───── EXTRACTED RECORDS

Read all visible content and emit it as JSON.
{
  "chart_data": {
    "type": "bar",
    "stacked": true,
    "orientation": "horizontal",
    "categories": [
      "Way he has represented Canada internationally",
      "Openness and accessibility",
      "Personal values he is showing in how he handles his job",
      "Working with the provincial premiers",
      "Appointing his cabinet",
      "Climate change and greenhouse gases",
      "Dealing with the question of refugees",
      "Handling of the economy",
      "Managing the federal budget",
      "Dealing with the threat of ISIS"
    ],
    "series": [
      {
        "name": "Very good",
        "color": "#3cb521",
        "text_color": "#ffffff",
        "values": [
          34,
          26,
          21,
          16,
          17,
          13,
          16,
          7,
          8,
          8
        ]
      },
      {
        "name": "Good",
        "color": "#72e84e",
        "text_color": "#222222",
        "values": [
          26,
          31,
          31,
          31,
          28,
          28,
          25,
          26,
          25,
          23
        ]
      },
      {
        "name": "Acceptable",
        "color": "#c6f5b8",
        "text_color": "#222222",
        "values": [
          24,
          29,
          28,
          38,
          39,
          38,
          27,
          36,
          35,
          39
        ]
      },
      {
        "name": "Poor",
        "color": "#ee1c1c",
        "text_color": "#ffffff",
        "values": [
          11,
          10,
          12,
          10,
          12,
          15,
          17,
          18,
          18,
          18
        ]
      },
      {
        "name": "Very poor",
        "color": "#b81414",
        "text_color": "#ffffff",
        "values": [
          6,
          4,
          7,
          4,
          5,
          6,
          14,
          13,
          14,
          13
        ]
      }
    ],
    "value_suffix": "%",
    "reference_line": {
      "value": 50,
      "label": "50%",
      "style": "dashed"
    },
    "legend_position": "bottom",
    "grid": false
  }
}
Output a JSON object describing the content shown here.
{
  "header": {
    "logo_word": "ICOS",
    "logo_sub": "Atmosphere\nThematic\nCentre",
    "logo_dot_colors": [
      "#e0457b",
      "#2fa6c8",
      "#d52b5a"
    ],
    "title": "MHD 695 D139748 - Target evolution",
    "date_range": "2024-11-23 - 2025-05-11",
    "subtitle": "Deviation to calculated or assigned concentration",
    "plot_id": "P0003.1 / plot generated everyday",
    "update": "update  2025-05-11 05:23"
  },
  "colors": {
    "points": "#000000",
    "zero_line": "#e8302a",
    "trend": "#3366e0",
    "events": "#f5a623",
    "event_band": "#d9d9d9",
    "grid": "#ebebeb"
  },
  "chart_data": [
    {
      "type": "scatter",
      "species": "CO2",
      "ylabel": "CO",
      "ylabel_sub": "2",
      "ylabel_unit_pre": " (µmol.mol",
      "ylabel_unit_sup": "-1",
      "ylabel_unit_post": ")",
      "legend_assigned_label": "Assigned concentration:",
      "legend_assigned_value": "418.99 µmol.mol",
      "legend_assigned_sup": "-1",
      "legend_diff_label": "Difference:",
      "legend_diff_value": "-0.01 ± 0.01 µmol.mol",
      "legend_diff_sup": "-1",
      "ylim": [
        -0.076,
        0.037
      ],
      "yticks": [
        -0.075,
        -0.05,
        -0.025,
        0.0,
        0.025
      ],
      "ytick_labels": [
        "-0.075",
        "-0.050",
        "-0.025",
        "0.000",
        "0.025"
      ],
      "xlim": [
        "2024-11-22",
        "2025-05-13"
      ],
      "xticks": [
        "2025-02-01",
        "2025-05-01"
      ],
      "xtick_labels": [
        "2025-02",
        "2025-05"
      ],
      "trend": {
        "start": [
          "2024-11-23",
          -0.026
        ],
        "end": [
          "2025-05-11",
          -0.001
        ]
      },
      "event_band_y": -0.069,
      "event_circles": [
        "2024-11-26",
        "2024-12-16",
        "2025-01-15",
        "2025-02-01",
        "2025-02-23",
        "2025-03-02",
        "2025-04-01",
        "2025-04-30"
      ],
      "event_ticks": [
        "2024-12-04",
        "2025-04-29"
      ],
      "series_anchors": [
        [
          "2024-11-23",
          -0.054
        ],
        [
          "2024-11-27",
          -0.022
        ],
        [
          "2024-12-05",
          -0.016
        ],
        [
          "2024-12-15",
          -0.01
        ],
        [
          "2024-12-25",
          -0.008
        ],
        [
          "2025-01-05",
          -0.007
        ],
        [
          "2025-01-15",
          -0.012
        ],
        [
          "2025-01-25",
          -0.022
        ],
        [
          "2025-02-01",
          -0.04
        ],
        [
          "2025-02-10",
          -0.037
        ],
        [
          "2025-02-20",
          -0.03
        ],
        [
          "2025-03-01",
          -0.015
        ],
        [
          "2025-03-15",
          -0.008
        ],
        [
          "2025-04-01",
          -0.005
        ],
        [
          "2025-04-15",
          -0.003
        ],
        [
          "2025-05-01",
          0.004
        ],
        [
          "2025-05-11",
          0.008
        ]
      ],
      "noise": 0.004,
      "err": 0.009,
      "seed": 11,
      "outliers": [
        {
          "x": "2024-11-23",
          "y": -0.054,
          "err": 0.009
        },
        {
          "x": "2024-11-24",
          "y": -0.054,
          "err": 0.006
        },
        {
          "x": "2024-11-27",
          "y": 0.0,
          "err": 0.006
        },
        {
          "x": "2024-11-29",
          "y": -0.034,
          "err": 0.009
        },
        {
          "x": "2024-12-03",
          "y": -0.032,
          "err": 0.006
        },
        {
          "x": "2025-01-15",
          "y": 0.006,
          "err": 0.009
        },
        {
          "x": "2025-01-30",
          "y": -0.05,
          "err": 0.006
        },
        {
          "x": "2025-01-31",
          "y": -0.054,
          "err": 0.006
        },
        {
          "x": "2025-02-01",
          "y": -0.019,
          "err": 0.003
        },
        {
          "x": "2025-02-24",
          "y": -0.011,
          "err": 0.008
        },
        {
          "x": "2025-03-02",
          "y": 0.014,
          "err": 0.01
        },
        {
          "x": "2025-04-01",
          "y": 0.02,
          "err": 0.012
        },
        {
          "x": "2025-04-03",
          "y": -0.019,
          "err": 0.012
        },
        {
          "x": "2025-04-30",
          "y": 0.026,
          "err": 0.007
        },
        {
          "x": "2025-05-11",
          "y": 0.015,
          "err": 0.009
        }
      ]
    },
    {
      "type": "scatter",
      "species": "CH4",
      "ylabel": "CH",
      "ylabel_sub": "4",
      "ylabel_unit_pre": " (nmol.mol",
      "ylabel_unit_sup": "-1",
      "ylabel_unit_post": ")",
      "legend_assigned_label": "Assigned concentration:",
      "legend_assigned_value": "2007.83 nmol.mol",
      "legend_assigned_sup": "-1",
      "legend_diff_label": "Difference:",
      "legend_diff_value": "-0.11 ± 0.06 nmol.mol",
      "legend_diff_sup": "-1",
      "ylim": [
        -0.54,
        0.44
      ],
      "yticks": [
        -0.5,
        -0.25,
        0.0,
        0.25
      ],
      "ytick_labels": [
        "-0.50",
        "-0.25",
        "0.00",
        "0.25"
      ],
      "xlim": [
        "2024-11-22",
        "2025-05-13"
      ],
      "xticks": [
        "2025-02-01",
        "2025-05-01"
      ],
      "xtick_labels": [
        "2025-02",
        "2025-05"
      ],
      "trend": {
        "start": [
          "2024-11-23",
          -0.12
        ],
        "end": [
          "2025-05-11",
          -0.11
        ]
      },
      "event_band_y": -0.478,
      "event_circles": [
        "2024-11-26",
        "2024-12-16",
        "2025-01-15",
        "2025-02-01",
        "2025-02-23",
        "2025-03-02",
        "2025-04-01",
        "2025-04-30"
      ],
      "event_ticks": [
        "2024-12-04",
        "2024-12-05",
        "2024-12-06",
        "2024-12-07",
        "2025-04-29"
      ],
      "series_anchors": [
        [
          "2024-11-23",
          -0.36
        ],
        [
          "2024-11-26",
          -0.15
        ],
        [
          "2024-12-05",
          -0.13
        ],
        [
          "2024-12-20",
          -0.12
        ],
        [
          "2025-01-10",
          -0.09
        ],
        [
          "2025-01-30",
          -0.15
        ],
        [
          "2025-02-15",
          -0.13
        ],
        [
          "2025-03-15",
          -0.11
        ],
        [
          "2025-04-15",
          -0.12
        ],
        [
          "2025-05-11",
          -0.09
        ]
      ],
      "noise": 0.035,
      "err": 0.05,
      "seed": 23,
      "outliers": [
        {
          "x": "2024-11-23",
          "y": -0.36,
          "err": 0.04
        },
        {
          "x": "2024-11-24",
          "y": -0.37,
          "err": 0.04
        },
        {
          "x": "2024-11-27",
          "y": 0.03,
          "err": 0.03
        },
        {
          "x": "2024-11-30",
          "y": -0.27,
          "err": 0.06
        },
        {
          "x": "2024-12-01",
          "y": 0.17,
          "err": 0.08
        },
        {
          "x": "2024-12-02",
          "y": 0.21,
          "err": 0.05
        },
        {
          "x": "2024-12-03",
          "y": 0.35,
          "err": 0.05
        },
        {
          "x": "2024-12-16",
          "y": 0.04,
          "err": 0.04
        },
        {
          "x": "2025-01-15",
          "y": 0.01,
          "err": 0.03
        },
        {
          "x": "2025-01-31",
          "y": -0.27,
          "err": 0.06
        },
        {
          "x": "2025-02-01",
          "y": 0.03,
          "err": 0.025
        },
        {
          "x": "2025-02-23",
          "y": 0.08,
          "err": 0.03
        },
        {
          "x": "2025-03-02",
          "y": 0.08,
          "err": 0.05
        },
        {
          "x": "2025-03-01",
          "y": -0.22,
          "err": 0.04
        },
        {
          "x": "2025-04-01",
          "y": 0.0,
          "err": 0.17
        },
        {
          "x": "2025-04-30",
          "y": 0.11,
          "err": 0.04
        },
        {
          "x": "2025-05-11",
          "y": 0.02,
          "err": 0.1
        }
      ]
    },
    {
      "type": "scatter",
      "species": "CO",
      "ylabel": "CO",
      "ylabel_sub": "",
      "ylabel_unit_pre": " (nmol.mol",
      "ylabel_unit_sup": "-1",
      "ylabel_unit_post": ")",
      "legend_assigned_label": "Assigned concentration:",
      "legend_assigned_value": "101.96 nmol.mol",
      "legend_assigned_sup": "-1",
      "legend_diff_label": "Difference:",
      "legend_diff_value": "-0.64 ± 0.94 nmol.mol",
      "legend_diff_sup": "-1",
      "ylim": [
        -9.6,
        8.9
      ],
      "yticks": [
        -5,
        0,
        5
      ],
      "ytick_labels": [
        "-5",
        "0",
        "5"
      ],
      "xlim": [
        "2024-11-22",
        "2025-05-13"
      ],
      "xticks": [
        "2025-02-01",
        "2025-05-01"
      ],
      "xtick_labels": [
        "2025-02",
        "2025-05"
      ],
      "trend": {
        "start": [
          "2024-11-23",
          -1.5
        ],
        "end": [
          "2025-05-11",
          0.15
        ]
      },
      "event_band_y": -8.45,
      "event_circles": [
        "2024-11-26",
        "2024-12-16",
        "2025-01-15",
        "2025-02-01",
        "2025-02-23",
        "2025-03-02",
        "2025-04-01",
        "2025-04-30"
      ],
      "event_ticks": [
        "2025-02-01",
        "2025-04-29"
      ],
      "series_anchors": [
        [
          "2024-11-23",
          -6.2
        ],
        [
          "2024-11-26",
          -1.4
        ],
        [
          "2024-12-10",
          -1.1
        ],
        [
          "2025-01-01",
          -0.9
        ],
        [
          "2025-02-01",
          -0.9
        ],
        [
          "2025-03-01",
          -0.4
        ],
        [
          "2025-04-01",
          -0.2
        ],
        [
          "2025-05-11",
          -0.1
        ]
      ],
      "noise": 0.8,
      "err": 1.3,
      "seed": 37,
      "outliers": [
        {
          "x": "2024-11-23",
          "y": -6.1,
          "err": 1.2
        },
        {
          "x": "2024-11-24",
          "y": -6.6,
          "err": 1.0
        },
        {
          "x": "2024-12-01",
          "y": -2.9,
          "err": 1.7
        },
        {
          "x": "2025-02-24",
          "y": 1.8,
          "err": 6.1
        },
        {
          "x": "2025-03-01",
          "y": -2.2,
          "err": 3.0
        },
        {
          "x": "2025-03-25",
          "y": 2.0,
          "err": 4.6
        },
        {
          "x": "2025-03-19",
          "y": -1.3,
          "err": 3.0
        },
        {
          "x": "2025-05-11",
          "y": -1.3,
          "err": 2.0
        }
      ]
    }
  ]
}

──────────

EXERCISE REQUIREMENTS: Read the entries and show each line that mentions "content".

WRITTEN RESPONSE:
Read all visible content and emit it as JSON.
Output a JSON object describing the content shown here.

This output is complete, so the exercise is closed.